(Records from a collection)
↓

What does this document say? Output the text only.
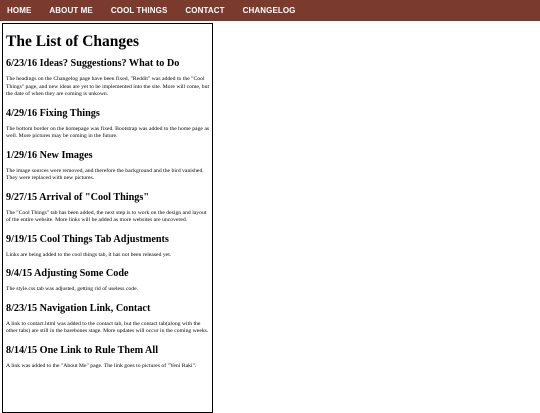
HOME ABOUT ME COOL THINGS CONTACT CHANGELOG
The List of Changes
6/23/16 Ideas? Suggestions? What to Do
The headings on the Changelog page have been fixed, "Reddit" was added to the "Cool Things" page, and new ideas are yet to be implemented into the site. More will come, but the date of when they are coming is unkown.
4/29/16 Fixing Things
The bottom border on the homepage was fixed. Bootstrap was added to the home page as well. More pictures may be coming in the future.
1/29/16 New Images
The image sources were removed, and therefore the background and the bird vanished. They were replaced with new pictures.
9/27/15 Arrival of "Cool Things"
The "Cool Things" tab has been added, the next step is to work on the design and layout of the entire website. More links will be added as more websites are uncovered.
9/19/15 Cool Things Tab Adjustments
Links are being added to the cool things tab, it has not been released yet.
9/4/15 Adjusting Some Code
The style.css tab was adjusted, getting rid of useless code.
8/23/15 Navigation Link, Contact
A link to contact.html was added to the contact tab, but the contact tab(along with the other tabs) are still in the barebones stage. More updates will occur in the coming weeks.
8/14/15 One Link to Rule Them All
A link was added to the "About Me" page. The link goes to pictures of "Yeni Raki".
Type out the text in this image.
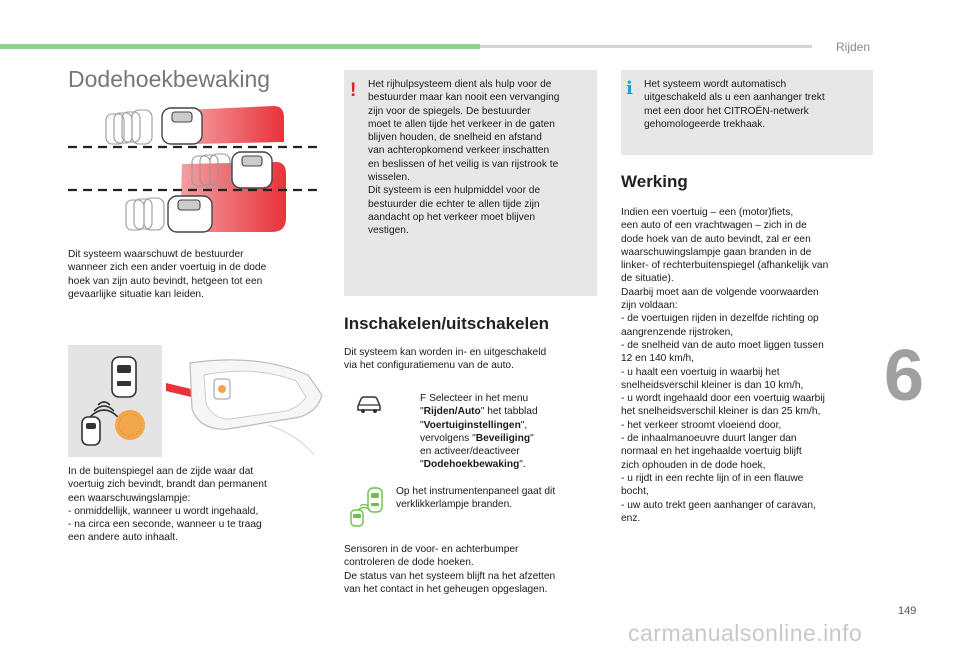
Rijden
6
149
carmanualsonline.info
Dodehoekbewaking
Dit systeem waarschuwt de bestuurder
wanneer zich een ander voertuig in de dode
hoek van zijn auto bevindt, hetgeen tot een
gevaarlijke situatie kan leiden.
In de buitenspiegel aan de zijde waar dat
voertuig zich bevindt, brandt dan permanent
een waarschuwingslampje:
- onmiddellijk, wanneer u wordt ingehaald,
- na circa een seconde, wanneer u te traag
een andere auto inhaalt.
! Het rijhulpsysteem dient als hulp voor de
bestuurder maar kan nooit een vervanging
zijn voor de spiegels. De bestuurder
moet te allen tijde het verkeer in de gaten
blijven houden, de snelheid en afstand
van achteropkomend verkeer inschatten
en beslissen of het veilig is van rijstrook te
wisselen.
Dit systeem is een hulpmiddel voor de
bestuurder die echter te allen tijde zijn
aandacht op het verkeer moet blijven
vestigen.
i Het systeem wordt automatisch
uitgeschakeld als u een aanhanger trekt
met een door het CITROËN-netwerk
gehomologeerde trekhaak.
Inschakelen/uitschakelen
Dit systeem kan worden in- en uitgeschakeld
via het configuratiemenu van de auto.
F Selecteer in het menu
"Rijden/Auto" het tabblad
"Voertuiginstellingen",
vervolgens "Beveiliging"
en activeer/deactiveer
"Dodehoekbewaking".
Op het instrumentenpaneel gaat dit
verklikkerlampje branden.
Sensoren in de voor- en achterbumper
controleren de dode hoeken.
De status van het systeem blijft na het afzetten
van het contact in het geheugen opgeslagen.
Werking
Indien een voertuig – een (motor)fiets,
een auto of een vrachtwagen – zich in de
dode hoek van de auto bevindt, zal er een
waarschuwingslampje gaan branden in de
linker- of rechterbuitenspiegel (afhankelijk van
de situatie).
Daarbij moet aan de volgende voorwaarden
zijn voldaan:
- de voertuigen rijden in dezelfde richting op
aangrenzende rijstroken,
- de snelheid van de auto moet liggen tussen
12 en 140 km/h,
- u haalt een voertuig in waarbij het
snelheidsverschil kleiner is dan 10 km/h,
- u wordt ingehaald door een voertuig waarbij
het snelheidsverschil kleiner is dan 25 km/h,
- het verkeer stroomt vloeiend door,
- de inhaalmanoeuvre duurt langer dan
normaal en het ingehaalde voertuig blijft
zich ophouden in de dode hoek,
- u rijdt in een rechte lijn of in een flauwe
bocht,
- uw auto trekt geen aanhanger of caravan,
enz.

↑

- GOAL -
Without the images, write out each line of the data verbatim.

- COMPLETED TASK -
What does this document say? Output the text only.
HOME ABOUT ME COOL THINGS CONTACT CHANGELOG
The List of Changes
6/23/16 Ideas? Suggestions? What to Do
The headings on the Changelog page have been fixed, "Reddit" was added to the "Cool Things" page, and new ideas are yet to be implemented into the site. More will come, but the date of when they are coming is unkown.
4/29/16 Fixing Things
The bottom border on the homepage was fixed. Bootstrap was added to the home page as well. More pictures may be coming in the future.
1/29/16 New Images
The image sources were removed, and therefore the background and the bird vanished. They were replaced with new pictures.
9/27/15 Arrival of "Cool Things"
The "Cool Things" tab has been added, the next step is to work on the design and layout of the entire website. More links will be added as more websites are uncovered.
9/19/15 Cool Things Tab Adjustments
Links are being added to the cool things tab, it has not been released yet.
9/4/15 Adjusting Some Code
The style.css tab was adjusted, getting rid of useless code.
8/23/15 Navigation Link, Contact
A link to contact.html was added to the contact tab, but the contact tab(along with the other tabs) are still in the barebones stage. More updates will occur in the coming weeks.
8/14/15 One Link to Rule Them All
A link was added to the "About Me" page. The link goes to pictures of "Yeni Raki".
Type out the text in this image.
Rijden
6
149
carmanualsonline.info
Dodehoekbewaking
Dit systeem waarschuwt de bestuurder
wanneer zich een ander voertuig in de dode
hoek van zijn auto bevindt, hetgeen tot een
gevaarlijke situatie kan leiden.
In de buitenspiegel aan de zijde waar dat
voertuig zich bevindt, brandt dan permanent
een waarschuwingslampje:
- onmiddellijk, wanneer u wordt ingehaald,
- na circa een seconde, wanneer u te traag
een andere auto inhaalt.
! Het rijhulpsysteem dient als hulp voor de
bestuurder maar kan nooit een vervanging
zijn voor de spiegels. De bestuurder
moet te allen tijde het verkeer in de gaten
blijven houden, de snelheid en afstand
van achteropkomend verkeer inschatten
en beslissen of het veilig is van rijstrook te
wisselen.
Dit systeem is een hulpmiddel voor de
bestuurder die echter te allen tijde zijn
aandacht op het verkeer moet blijven
vestigen.
i Het systeem wordt automatisch
uitgeschakeld als u een aanhanger trekt
met een door het CITROËN-netwerk
gehomologeerde trekhaak.
Inschakelen/uitschakelen
Dit systeem kan worden in- en uitgeschakeld
via het configuratiemenu van de auto.
F Selecteer in het menu
"Rijden/Auto" het tabblad
"Voertuiginstellingen",
vervolgens "Beveiliging"
en activeer/deactiveer
"Dodehoekbewaking".
Op het instrumentenpaneel gaat dit
verklikkerlampje branden.
Sensoren in de voor- en achterbumper
controleren de dode hoeken.
De status van het systeem blijft na het afzetten
van het contact in het geheugen opgeslagen.
Werking
Indien een voertuig – een (motor)fiets,
een auto of een vrachtwagen – zich in de
dode hoek van de auto bevindt, zal er een
waarschuwingslampje gaan branden in de
linker- of rechterbuitenspiegel (afhankelijk van
de situatie).
Daarbij moet aan de volgende voorwaarden
zijn voldaan:
- de voertuigen rijden in dezelfde richting op
aangrenzende rijstroken,
- de snelheid van de auto moet liggen tussen
12 en 140 km/h,
- u haalt een voertuig in waarbij het
snelheidsverschil kleiner is dan 10 km/h,
- u wordt ingehaald door een voertuig waarbij
het snelheidsverschil kleiner is dan 25 km/h,
- het verkeer stroomt vloeiend door,
- de inhaalmanoeuvre duurt langer dan
normaal en het ingehaalde voertuig blijft
zich ophouden in de dode hoek,
- u rijdt in een rechte lijn of in een flauwe
bocht,
- uw auto trekt geen aanhanger of caravan,
enz.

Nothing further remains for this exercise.